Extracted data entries
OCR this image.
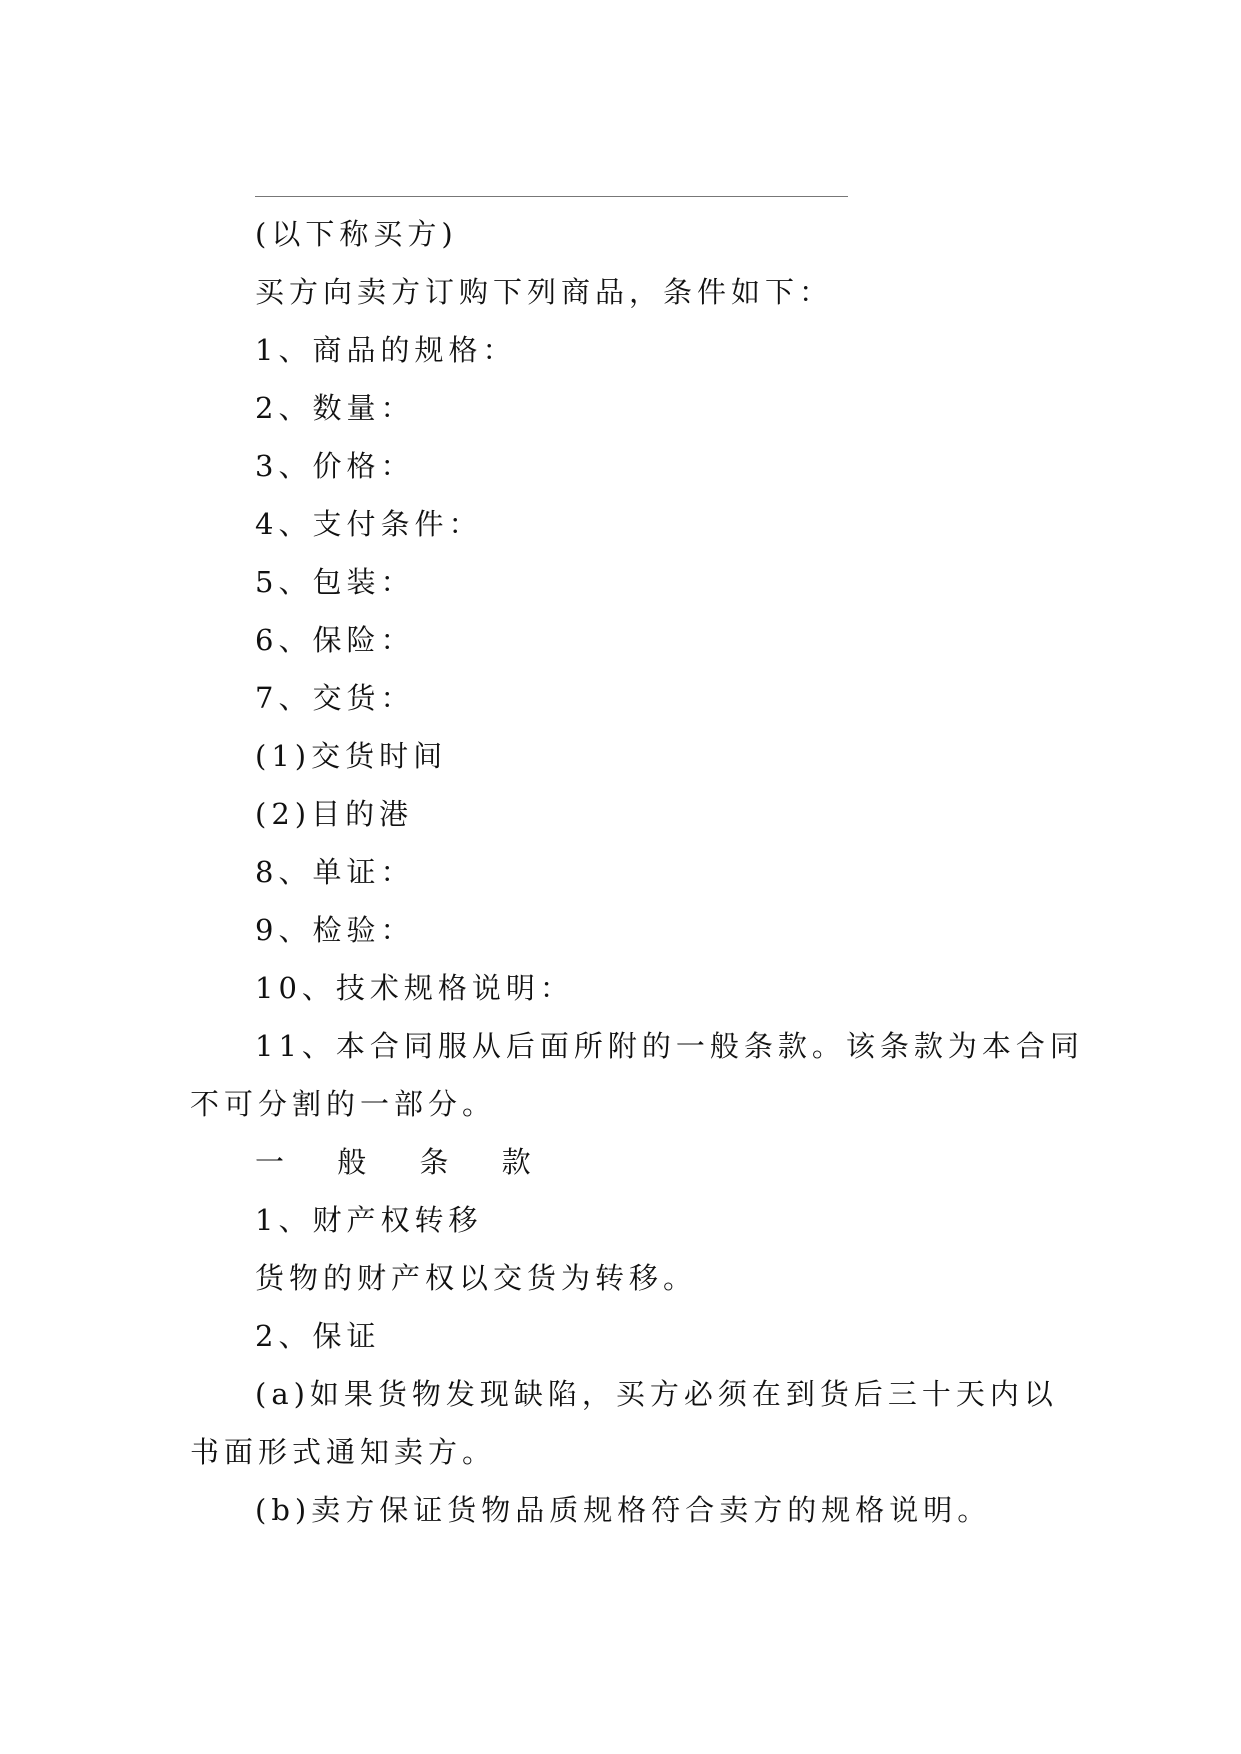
(以下称买方)
买方向卖方订购下列商品，条件如下：
1、商品的规格：
2、数量：
3、价格：
4、支付条件：
5、包装：
6、保险：
7、交货：
(1)交货时间
(2)目的港
8、单证：
9、检验：
10、技术规格说明：
11、本合同服从后面所附的一般条款。该条款为本合同
不可分割的一部分。
一 般 条 款
1、财产权转移
货物的财产权以交货为转移。
2、保证
(a)如果货物发现缺陷，买方必须在到货后三十天内以
书面形式通知卖方。
(b)卖方保证货物品质规格符合卖方的规格说明。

** Work to do **
Output, exactly, all the records above; include no pictures.

** Solution to the exercise **
OCR this image.
(以下称买方)
买方向卖方订购下列商品，条件如下：
1、商品的规格：
2、数量：
3、价格：
4、支付条件：
5、包装：
6、保险：
7、交货：
(1)交货时间
(2)目的港
8、单证：
9、检验：
10、技术规格说明：
11、本合同服从后面所附的一般条款。该条款为本合同
不可分割的一部分。
一 般 条 款
1、财产权转移
货物的财产权以交货为转移。
2、保证
(a)如果货物发现缺陷，买方必须在到货后三十天内以
书面形式通知卖方。
(b)卖方保证货物品质规格符合卖方的规格说明。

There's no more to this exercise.